(Collected data entries)
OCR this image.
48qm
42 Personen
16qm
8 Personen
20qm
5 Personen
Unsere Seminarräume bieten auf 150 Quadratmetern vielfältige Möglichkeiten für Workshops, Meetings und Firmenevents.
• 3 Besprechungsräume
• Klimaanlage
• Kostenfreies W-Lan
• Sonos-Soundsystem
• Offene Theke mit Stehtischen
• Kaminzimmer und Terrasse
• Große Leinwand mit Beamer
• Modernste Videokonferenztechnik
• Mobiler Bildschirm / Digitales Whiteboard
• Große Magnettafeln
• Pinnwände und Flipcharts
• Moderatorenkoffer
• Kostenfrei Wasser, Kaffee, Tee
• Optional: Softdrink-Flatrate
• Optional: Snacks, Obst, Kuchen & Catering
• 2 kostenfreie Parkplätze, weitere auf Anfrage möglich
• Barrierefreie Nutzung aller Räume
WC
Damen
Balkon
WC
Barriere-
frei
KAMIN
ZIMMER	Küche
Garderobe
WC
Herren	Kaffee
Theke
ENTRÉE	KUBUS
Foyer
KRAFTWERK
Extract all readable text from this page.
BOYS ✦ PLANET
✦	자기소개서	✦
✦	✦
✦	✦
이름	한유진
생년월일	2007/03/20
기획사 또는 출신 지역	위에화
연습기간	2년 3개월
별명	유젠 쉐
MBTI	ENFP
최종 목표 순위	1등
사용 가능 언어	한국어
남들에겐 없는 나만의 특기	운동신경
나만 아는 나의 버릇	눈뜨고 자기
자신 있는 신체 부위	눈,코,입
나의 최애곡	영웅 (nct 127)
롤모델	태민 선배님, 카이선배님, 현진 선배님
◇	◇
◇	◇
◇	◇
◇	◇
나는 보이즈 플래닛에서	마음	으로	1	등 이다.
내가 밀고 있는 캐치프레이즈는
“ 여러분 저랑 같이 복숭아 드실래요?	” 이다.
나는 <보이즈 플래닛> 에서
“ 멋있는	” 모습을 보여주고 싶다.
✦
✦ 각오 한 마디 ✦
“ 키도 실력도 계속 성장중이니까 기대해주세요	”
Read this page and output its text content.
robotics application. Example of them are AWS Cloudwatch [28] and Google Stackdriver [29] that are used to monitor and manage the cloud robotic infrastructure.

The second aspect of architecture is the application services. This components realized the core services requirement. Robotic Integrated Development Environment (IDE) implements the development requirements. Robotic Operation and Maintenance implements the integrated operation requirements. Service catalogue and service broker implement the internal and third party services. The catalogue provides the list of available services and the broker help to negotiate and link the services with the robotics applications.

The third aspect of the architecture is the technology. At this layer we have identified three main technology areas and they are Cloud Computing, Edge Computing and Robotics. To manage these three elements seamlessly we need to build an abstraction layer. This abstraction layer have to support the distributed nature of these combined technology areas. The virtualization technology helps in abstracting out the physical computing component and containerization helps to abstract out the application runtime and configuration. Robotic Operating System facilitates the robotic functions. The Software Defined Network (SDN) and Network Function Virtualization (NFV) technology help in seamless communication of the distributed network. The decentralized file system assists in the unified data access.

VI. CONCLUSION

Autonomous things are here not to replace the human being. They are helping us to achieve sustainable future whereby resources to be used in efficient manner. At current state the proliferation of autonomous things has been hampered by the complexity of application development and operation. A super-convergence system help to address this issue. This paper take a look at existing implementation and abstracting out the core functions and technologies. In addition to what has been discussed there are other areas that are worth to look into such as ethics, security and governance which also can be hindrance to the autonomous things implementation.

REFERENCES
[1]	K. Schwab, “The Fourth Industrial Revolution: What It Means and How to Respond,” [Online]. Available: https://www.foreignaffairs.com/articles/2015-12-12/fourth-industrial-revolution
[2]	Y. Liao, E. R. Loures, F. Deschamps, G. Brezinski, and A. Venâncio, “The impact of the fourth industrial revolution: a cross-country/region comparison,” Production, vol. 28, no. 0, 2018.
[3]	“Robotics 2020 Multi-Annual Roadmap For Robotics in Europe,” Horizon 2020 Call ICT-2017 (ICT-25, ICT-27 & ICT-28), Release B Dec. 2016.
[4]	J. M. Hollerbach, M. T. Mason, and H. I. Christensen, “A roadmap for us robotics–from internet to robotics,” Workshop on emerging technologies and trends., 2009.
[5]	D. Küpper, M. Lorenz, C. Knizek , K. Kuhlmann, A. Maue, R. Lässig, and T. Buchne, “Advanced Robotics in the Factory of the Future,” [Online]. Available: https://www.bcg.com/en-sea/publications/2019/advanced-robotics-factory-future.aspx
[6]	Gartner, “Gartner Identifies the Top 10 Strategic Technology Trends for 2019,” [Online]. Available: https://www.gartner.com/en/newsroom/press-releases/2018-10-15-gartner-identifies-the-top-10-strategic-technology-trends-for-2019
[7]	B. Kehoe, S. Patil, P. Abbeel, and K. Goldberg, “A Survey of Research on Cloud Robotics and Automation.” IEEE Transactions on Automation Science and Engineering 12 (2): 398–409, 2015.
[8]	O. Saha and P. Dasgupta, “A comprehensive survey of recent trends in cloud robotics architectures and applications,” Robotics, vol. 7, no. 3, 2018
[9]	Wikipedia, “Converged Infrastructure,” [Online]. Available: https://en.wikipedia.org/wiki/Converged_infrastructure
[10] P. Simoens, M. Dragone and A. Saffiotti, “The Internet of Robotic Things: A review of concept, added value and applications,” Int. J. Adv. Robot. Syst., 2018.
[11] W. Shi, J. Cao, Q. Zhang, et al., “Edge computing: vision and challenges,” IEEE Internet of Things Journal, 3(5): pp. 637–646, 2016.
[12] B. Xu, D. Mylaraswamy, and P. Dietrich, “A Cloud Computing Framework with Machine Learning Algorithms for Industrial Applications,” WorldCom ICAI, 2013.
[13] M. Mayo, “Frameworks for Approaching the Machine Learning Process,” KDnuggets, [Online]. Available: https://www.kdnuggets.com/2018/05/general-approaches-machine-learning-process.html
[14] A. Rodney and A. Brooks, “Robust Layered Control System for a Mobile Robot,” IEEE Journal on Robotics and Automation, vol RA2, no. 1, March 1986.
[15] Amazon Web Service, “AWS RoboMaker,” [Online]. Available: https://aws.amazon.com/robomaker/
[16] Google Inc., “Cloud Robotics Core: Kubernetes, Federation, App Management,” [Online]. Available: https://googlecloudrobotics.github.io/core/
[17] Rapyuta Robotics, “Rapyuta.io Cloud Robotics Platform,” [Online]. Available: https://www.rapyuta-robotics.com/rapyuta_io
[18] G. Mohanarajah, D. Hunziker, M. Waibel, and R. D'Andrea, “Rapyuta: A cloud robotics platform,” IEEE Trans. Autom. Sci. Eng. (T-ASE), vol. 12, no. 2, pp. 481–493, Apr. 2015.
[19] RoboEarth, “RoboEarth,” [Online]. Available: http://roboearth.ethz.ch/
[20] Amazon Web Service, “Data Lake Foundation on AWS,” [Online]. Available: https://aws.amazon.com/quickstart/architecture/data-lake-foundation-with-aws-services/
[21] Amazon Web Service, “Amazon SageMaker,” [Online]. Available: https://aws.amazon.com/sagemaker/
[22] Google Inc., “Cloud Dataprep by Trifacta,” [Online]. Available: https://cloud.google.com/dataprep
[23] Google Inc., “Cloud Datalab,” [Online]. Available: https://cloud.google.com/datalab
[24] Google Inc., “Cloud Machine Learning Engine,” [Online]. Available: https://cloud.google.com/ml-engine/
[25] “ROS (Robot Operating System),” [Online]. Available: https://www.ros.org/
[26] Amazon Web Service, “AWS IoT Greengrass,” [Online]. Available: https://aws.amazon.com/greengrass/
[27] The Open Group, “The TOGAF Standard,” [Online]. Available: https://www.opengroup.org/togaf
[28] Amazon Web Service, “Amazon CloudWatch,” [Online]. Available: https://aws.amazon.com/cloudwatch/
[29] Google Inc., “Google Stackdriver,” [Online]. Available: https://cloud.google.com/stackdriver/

GIVEN EXERCISE: Where a line in the entries holds the word "fourth", copy that line.

REPLY:
[1]	K. Schwab, “The Fourth Industrial Revolution: What It Means and How to Respond,” [Online]. Available: https://www.foreignaffairs.com/articles/2015-12-12/fourth-industrial-revolution
[2]	Y. Liao, E. R. Loures, F. Deschamps, G. Brezinski, and A. Venâncio, “The impact of the fourth industrial revolution: a cross-country/region comparison,” Production, vol. 28, no. 0, 2018.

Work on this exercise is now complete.